Your task
Output the data below in full, character for character.

[Data entries]
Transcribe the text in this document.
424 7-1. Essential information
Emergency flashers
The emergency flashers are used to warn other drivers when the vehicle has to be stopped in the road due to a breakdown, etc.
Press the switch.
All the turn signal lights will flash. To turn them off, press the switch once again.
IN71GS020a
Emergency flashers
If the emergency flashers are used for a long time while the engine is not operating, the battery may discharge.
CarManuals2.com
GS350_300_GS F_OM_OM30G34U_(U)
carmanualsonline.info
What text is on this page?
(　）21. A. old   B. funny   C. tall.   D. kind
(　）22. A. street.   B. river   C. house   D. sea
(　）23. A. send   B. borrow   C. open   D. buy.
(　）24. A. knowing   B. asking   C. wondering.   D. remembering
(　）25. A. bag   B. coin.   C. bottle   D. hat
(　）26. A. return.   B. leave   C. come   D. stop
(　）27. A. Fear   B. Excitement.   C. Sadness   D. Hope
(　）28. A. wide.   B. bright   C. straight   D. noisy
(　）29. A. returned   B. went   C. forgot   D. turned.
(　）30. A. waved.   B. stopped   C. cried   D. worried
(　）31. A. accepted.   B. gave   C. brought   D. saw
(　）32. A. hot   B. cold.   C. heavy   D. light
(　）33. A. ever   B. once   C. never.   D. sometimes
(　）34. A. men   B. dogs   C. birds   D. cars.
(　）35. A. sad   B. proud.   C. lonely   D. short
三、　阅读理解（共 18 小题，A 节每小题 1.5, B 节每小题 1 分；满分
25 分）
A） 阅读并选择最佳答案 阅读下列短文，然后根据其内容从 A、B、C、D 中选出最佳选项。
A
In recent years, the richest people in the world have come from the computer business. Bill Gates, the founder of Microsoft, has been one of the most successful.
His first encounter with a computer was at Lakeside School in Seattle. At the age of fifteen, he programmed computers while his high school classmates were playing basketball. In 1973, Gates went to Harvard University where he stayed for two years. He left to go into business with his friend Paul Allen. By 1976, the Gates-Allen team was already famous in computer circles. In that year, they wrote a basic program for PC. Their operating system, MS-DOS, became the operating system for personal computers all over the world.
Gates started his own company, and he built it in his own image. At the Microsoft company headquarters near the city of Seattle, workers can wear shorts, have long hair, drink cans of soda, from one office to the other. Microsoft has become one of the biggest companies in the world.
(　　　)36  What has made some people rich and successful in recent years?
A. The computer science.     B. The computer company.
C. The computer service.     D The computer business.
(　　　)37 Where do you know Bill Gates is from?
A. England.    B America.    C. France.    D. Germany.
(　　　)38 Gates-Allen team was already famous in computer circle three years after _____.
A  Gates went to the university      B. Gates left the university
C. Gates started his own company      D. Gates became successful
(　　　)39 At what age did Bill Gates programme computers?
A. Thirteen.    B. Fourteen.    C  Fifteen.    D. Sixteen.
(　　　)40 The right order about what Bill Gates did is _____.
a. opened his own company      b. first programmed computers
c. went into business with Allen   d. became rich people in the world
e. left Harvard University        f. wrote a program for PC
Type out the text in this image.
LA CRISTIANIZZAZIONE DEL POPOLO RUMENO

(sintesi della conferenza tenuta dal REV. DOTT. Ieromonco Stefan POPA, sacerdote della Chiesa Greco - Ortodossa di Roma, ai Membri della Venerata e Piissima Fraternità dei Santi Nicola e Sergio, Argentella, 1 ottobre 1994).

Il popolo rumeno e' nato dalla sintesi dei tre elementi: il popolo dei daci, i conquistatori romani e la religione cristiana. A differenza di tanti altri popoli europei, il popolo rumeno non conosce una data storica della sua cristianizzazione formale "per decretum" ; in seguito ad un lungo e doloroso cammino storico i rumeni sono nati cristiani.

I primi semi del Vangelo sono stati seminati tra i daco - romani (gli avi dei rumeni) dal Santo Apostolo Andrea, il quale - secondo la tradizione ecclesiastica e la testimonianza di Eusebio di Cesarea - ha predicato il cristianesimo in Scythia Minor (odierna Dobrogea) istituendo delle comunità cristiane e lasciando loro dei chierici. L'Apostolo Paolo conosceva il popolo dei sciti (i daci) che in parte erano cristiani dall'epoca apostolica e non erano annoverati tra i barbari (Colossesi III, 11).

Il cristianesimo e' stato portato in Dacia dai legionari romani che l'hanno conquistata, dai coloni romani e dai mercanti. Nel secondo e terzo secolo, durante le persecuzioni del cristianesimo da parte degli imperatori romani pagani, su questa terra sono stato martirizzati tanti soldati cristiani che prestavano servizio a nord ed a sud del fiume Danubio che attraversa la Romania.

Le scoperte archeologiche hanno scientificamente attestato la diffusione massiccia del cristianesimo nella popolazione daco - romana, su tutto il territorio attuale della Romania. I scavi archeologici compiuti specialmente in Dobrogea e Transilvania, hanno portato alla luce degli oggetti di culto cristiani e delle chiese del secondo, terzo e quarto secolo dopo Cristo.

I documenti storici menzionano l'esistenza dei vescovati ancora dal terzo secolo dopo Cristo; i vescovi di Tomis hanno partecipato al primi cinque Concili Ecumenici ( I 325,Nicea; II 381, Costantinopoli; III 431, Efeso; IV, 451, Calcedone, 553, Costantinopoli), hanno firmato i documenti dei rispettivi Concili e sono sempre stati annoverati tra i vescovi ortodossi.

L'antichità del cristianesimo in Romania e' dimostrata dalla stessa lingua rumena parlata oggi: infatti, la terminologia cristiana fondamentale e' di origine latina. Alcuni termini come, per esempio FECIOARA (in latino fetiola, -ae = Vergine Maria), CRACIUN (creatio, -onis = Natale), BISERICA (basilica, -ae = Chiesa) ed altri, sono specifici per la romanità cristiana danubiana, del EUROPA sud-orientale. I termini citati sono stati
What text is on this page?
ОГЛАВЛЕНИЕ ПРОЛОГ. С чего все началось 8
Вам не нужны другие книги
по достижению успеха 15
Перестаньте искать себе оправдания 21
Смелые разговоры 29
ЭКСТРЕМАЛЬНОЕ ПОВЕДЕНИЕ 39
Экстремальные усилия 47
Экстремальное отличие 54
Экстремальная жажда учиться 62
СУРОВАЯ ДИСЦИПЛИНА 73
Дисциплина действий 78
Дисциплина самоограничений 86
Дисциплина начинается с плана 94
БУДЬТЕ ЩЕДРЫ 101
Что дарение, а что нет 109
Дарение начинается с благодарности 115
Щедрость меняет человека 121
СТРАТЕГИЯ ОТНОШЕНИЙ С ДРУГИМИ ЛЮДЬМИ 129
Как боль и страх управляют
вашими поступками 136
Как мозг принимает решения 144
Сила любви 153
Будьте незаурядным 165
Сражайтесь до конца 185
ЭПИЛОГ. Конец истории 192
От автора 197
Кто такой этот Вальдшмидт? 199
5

Answer
Transcribe the text in this document.
424 7-1. Essential information
Emergency flashers
The emergency flashers are used to warn other drivers when the vehicle has to be stopped in the road due to a breakdown, etc.
Press the switch.
All the turn signal lights will flash. To turn them off, press the switch once again.
IN71GS020a
Emergency flashers
If the emergency flashers are used for a long time while the engine is not operating, the battery may discharge.
CarManuals2.com
GS350_300_GS F_OM_OM30G34U_(U)
carmanualsonline.info
What text is on this page?
(　）21. A. old   B. funny   C. tall.   D. kind
(　）22. A. street.   B. river   C. house   D. sea
(　）23. A. send   B. borrow   C. open   D. buy.
(　）24. A. knowing   B. asking   C. wondering.   D. remembering
(　）25. A. bag   B. coin.   C. bottle   D. hat
(　）26. A. return.   B. leave   C. come   D. stop
(　）27. A. Fear   B. Excitement.   C. Sadness   D. Hope
(　）28. A. wide.   B. bright   C. straight   D. noisy
(　）29. A. returned   B. went   C. forgot   D. turned.
(　）30. A. waved.   B. stopped   C. cried   D. worried
(　）31. A. accepted.   B. gave   C. brought   D. saw
(　）32. A. hot   B. cold.   C. heavy   D. light
(　）33. A. ever   B. once   C. never.   D. sometimes
(　）34. A. men   B. dogs   C. birds   D. cars.
(　）35. A. sad   B. proud.   C. lonely   D. short
三、　阅读理解（共 18 小题，A 节每小题 1.5, B 节每小题 1 分；满分
25 分）
A） 阅读并选择最佳答案 阅读下列短文，然后根据其内容从 A、B、C、D 中选出最佳选项。
A
In recent years, the richest people in the world have come from the computer business. Bill Gates, the founder of Microsoft, has been one of the most successful.
His first encounter with a computer was at Lakeside School in Seattle. At the age of fifteen, he programmed computers while his high school classmates were playing basketball. In 1973, Gates went to Harvard University where he stayed for two years. He left to go into business with his friend Paul Allen. By 1976, the Gates-Allen team was already famous in computer circles. In that year, they wrote a basic program for PC. Their operating system, MS-DOS, became the operating system for personal computers all over the world.
Gates started his own company, and he built it in his own image. At the Microsoft company headquarters near the city of Seattle, workers can wear shorts, have long hair, drink cans of soda, from one office to the other. Microsoft has become one of the biggest companies in the world.
(　　　)36  What has made some people rich and successful in recent years?
A. The computer science.     B. The computer company.
C. The computer service.     D The computer business.
(　　　)37 Where do you know Bill Gates is from?
A. England.    B America.    C. France.    D. Germany.
(　　　)38 Gates-Allen team was already famous in computer circle three years after _____.
A  Gates went to the university      B. Gates left the university
C. Gates started his own company      D. Gates became successful
(　　　)39 At what age did Bill Gates programme computers?
A. Thirteen.    B. Fourteen.    C  Fifteen.    D. Sixteen.
(　　　)40 The right order about what Bill Gates did is _____.
a. opened his own company      b. first programmed computers
c. went into business with Allen   d. became rich people in the world
e. left Harvard University        f. wrote a program for PC
Type out the text in this image.
LA CRISTIANIZZAZIONE DEL POPOLO RUMENO

(sintesi della conferenza tenuta dal REV. DOTT. Ieromonco Stefan POPA, sacerdote della Chiesa Greco - Ortodossa di Roma, ai Membri della Venerata e Piissima Fraternità dei Santi Nicola e Sergio, Argentella, 1 ottobre 1994).

Il popolo rumeno e' nato dalla sintesi dei tre elementi: il popolo dei daci, i conquistatori romani e la religione cristiana. A differenza di tanti altri popoli europei, il popolo rumeno non conosce una data storica della sua cristianizzazione formale "per decretum" ; in seguito ad un lungo e doloroso cammino storico i rumeni sono nati cristiani.

I primi semi del Vangelo sono stati seminati tra i daco - romani (gli avi dei rumeni) dal Santo Apostolo Andrea, il quale - secondo la tradizione ecclesiastica e la testimonianza di Eusebio di Cesarea - ha predicato il cristianesimo in Scythia Minor (odierna Dobrogea) istituendo delle comunità cristiane e lasciando loro dei chierici. L'Apostolo Paolo conosceva il popolo dei sciti (i daci) che in parte erano cristiani dall'epoca apostolica e non erano annoverati tra i barbari (Colossesi III, 11).

Il cristianesimo e' stato portato in Dacia dai legionari romani che l'hanno conquistata, dai coloni romani e dai mercanti. Nel secondo e terzo secolo, durante le persecuzioni del cristianesimo da parte degli imperatori romani pagani, su questa terra sono stato martirizzati tanti soldati cristiani che prestavano servizio a nord ed a sud del fiume Danubio che attraversa la Romania.

Le scoperte archeologiche hanno scientificamente attestato la diffusione massiccia del cristianesimo nella popolazione daco - romana, su tutto il territorio attuale della Romania. I scavi archeologici compiuti specialmente in Dobrogea e Transilvania, hanno portato alla luce degli oggetti di culto cristiani e delle chiese del secondo, terzo e quarto secolo dopo Cristo.

I documenti storici menzionano l'esistenza dei vescovati ancora dal terzo secolo dopo Cristo; i vescovi di Tomis hanno partecipato al primi cinque Concili Ecumenici ( I 325,Nicea; II 381, Costantinopoli; III 431, Efeso; IV, 451, Calcedone, 553, Costantinopoli), hanno firmato i documenti dei rispettivi Concili e sono sempre stati annoverati tra i vescovi ortodossi.

L'antichità del cristianesimo in Romania e' dimostrata dalla stessa lingua rumena parlata oggi: infatti, la terminologia cristiana fondamentale e' di origine latina. Alcuni termini come, per esempio FECIOARA (in latino fetiola, -ae = Vergine Maria), CRACIUN (creatio, -onis = Natale), BISERICA (basilica, -ae = Chiesa) ed altri, sono specifici per la romanità cristiana danubiana, del EUROPA sud-orientale. I termini citati sono stati
What text is on this page?
ОГЛАВЛЕНИЕ ПРОЛОГ. С чего все началось 8
Вам не нужны другие книги
по достижению успеха 15
Перестаньте искать себе оправдания 21
Смелые разговоры 29
ЭКСТРЕМАЛЬНОЕ ПОВЕДЕНИЕ 39
Экстремальные усилия 47
Экстремальное отличие 54
Экстремальная жажда учиться 62
СУРОВАЯ ДИСЦИПЛИНА 73
Дисциплина действий 78
Дисциплина самоограничений 86
Дисциплина начинается с плана 94
БУДЬТЕ ЩЕДРЫ 101
Что дарение, а что нет 109
Дарение начинается с благодарности 115
Щедрость меняет человека 121
СТРАТЕГИЯ ОТНОШЕНИЙ С ДРУГИМИ ЛЮДЬМИ 129
Как боль и страх управляют
вашими поступками 136
Как мозг принимает решения 144
Сила любви 153
Будьте незаурядным 165
Сражайтесь до конца 185
ЭПИЛОГ. Конец истории 192
От автора 197
Кто такой этот Вальдшмидт? 199
5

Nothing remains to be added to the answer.